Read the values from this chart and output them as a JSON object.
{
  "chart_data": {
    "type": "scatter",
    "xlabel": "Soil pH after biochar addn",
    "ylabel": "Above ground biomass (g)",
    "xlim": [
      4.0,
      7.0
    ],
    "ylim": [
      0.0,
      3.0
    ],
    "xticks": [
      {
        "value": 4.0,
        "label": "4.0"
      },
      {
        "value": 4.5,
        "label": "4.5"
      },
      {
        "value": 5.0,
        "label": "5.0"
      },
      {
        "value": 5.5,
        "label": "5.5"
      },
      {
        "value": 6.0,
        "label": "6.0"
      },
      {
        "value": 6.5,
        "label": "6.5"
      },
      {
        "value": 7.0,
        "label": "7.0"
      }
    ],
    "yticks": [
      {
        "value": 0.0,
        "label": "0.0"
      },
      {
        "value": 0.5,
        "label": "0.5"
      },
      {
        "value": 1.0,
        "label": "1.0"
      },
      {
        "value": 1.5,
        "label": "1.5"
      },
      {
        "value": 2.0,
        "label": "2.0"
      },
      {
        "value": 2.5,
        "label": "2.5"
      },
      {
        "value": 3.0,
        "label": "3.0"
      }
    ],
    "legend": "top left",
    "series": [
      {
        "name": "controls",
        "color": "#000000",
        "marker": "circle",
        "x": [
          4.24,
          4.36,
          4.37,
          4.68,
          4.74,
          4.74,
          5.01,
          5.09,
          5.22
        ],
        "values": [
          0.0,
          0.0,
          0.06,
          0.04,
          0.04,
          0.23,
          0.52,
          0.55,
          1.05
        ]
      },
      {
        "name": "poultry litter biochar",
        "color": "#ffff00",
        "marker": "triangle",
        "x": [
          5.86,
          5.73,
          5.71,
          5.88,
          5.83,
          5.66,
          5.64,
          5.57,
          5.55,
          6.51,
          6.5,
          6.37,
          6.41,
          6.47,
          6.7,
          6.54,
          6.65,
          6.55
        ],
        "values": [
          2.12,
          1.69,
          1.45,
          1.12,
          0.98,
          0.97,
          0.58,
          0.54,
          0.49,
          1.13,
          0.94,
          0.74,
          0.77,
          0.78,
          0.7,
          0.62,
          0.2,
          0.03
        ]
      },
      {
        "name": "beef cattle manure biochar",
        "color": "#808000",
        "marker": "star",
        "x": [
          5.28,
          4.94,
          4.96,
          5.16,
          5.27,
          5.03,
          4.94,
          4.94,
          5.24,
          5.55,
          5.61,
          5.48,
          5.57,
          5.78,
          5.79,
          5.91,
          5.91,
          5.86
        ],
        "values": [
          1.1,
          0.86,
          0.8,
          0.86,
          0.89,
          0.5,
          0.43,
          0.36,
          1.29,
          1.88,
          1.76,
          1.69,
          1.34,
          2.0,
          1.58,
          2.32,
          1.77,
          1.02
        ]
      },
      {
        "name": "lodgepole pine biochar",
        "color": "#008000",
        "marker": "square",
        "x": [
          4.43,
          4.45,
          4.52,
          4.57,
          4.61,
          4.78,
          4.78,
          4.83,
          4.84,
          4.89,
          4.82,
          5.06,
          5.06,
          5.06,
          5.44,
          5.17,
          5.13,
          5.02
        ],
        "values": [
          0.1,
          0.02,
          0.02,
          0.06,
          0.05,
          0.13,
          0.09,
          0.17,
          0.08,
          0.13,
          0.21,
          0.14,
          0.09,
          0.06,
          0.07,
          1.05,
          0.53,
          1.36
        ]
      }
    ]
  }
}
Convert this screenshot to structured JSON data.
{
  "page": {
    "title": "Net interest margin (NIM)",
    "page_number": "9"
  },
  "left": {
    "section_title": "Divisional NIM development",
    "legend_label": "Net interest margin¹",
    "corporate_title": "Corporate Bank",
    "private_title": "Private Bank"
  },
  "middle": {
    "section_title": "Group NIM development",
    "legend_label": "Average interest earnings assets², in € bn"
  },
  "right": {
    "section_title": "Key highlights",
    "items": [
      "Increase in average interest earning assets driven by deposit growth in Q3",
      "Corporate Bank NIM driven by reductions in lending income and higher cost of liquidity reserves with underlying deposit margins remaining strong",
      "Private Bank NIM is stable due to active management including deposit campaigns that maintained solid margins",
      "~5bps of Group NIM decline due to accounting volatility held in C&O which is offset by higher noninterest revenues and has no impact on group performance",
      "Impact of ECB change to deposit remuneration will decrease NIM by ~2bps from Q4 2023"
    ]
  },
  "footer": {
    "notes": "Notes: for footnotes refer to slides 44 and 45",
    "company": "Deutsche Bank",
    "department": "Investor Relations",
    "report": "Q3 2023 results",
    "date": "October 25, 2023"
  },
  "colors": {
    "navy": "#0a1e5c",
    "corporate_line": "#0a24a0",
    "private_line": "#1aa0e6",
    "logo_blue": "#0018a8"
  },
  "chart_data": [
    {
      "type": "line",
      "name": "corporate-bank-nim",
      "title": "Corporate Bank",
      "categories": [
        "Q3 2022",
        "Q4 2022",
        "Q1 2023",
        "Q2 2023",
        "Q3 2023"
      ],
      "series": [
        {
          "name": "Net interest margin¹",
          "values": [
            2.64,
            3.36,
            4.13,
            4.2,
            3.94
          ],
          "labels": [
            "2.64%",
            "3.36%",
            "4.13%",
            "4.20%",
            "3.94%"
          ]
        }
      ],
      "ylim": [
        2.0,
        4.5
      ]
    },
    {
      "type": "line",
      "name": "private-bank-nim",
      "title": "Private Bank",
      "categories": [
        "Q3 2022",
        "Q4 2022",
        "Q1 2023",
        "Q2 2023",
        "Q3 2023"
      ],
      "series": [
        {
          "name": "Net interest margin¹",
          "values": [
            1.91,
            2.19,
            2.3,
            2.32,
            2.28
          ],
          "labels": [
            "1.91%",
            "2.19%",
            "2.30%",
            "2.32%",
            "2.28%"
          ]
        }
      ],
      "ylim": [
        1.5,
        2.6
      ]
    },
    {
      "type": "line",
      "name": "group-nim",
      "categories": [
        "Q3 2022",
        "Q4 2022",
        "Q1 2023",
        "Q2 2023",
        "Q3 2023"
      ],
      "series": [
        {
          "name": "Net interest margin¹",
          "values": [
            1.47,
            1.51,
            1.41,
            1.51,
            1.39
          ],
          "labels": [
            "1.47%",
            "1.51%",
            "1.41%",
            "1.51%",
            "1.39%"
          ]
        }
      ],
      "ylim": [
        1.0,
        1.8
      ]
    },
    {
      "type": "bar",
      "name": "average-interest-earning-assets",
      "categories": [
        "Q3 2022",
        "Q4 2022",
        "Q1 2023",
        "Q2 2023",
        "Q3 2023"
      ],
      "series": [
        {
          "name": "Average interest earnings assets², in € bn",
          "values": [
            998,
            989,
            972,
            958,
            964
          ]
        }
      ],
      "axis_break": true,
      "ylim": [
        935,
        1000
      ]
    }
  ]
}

-=-=-

• _What to work on_:
Review the preceding data and report every line that includes the string "marker".

• _Expected output_:
        "marker": "circle",
        "marker": "triangle",
        "marker": "star",
        "marker": "square",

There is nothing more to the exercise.